= What is expected =
Extract the lines that carry the string "OMPS" from the listing.

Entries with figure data
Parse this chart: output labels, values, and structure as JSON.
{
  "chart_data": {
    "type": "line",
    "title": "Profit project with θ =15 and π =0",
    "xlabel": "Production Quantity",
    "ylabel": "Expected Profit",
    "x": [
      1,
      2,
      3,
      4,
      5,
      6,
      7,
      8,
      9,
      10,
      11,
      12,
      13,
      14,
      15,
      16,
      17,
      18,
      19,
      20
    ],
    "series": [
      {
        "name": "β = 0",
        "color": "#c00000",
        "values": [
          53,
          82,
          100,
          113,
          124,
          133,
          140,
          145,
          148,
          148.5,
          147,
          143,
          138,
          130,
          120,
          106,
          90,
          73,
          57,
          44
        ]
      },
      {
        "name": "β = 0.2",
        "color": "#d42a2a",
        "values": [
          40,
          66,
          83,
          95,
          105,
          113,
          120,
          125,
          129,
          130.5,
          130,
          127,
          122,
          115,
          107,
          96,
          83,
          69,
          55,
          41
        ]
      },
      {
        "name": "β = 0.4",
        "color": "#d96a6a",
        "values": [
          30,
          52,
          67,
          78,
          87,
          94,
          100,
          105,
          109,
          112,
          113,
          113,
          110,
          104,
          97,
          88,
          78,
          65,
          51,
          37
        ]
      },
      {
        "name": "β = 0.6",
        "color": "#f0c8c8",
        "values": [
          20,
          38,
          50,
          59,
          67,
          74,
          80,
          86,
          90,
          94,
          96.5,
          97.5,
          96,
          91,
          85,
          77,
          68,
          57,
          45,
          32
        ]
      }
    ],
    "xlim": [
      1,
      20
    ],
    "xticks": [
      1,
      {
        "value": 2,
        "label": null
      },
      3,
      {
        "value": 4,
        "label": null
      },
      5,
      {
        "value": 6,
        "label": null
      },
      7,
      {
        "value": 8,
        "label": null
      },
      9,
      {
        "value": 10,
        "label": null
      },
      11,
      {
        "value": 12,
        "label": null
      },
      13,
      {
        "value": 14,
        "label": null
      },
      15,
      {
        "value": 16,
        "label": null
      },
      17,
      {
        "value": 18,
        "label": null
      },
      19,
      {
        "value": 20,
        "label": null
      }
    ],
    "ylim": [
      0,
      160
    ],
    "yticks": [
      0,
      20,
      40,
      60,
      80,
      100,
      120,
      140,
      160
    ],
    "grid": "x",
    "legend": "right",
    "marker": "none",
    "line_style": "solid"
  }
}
--
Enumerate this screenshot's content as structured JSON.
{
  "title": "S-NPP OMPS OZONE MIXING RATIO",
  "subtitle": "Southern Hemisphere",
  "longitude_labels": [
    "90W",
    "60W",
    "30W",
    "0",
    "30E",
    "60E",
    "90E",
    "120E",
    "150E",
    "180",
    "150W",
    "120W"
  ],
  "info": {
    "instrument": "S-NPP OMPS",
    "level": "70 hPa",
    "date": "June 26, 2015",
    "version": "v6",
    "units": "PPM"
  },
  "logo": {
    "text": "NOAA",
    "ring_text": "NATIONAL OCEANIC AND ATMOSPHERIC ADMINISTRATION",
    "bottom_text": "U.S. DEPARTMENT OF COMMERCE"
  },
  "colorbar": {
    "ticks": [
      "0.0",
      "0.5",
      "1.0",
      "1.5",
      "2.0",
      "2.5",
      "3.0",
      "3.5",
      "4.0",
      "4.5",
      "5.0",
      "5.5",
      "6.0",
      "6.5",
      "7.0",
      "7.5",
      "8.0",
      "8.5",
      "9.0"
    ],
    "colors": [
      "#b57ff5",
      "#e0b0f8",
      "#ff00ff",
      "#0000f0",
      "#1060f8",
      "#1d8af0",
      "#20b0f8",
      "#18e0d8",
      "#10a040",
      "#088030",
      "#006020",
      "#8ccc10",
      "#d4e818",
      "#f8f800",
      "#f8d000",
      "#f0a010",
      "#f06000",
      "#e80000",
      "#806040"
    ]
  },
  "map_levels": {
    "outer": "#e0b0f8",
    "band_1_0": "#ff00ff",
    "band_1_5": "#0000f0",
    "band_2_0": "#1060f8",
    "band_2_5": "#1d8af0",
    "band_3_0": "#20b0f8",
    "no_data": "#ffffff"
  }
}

= Correct output =
  "title": "S-NPP OMPS OZONE MIXING RATIO",
    "instrument": "S-NPP OMPS",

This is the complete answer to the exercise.